[Collection entries]
◇ ◇ ◇ ◇ ◇ ◇ ◇

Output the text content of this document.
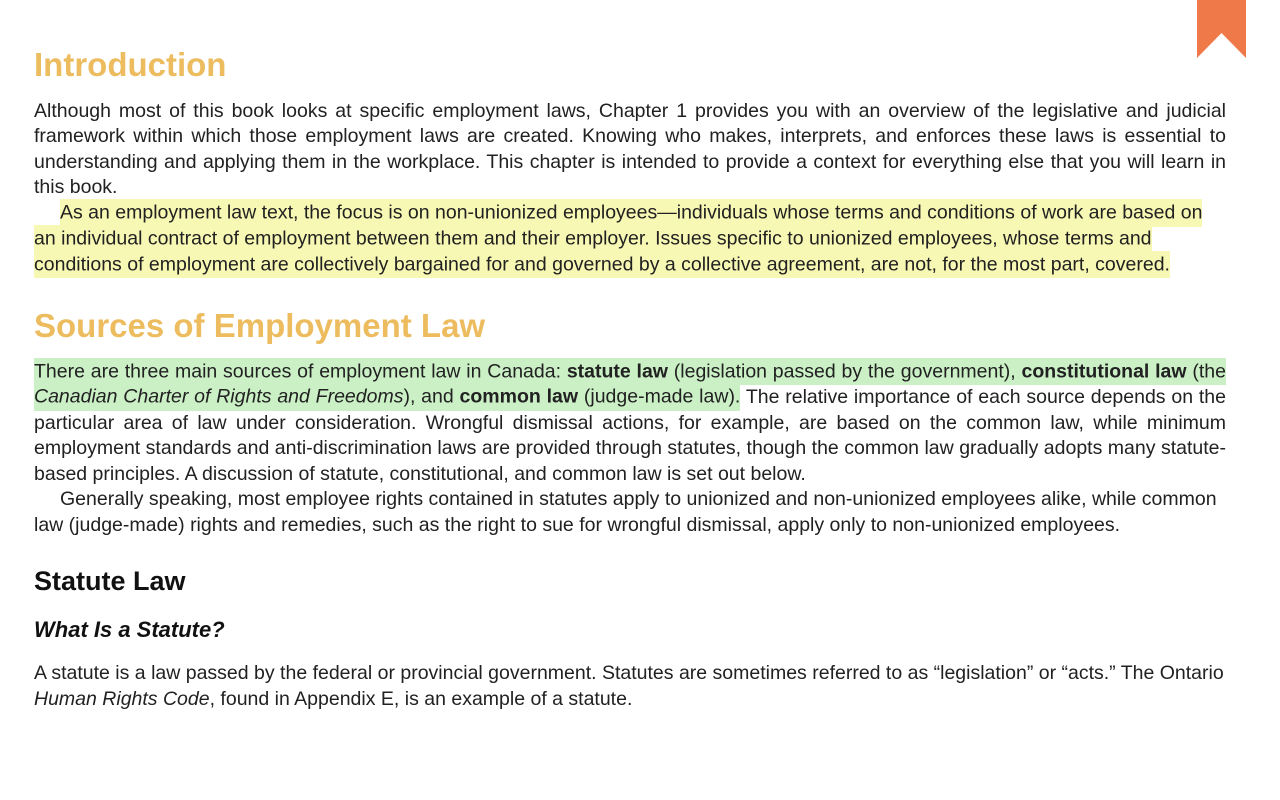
Introduction

Although most of this book looks at specific employment laws, Chapter 1 provides you with an overview of the legislative and judicial framework within which those employment laws are created. Knowing who makes, interprets, and enforces these laws is essential to understanding and applying them in the workplace. This chapter is intended to provide a context for everything else that you will learn in this book.

As an employment law text, the focus is on non-unionized employees—individuals whose terms and conditions of work are based on an individual contract of employment between them and their employer. Issues specific to unionized employees, whose terms and conditions of employment are collectively bargained for and governed by a collective agreement, are not, for the most part, covered.

Sources of Employment Law

There are three main sources of employment law in Canada: statute law (legislation passed by the government), constitutional law (the Canadian Charter of Rights and Freedoms), and common law (judge-made law). The relative importance of each source depends on the particular area of law under consideration. Wrongful dismissal actions, for example, are based on the common law, while minimum employment standards and anti-discrimination laws are provided through statutes, though the common law gradually adopts many statute-based principles. A discussion of statute, constitutional, and common law is set out below.

Generally speaking, most employee rights contained in statutes apply to unionized and non-unionized employees alike, while common law (judge-made) rights and remedies, such as the right to sue for wrongful dismissal, apply only to non-unionized employees.

Statute Law
What Is a Statute?

A statute is a law passed by the federal or provincial government. Statutes are sometimes referred to as “legislation” or “acts.” The Ontario Human Rights Code, found in Appendix E, is an example of a statute.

◇ ◇ ◇ ◇ ◇ ◇ ◇

Return only those lines of the records that contain the string "this".

[TASK SOLUTION]
Output the text content of this document.
Although most of this book looks at specific employment laws, Chapter 1 provides you with an overview of the legislative and judicial framework within which those employment laws are created. Knowing who makes, interprets, and enforces these laws is essential to understanding and applying them in the workplace. This chapter is intended to provide a context for everything else that you will learn in this book.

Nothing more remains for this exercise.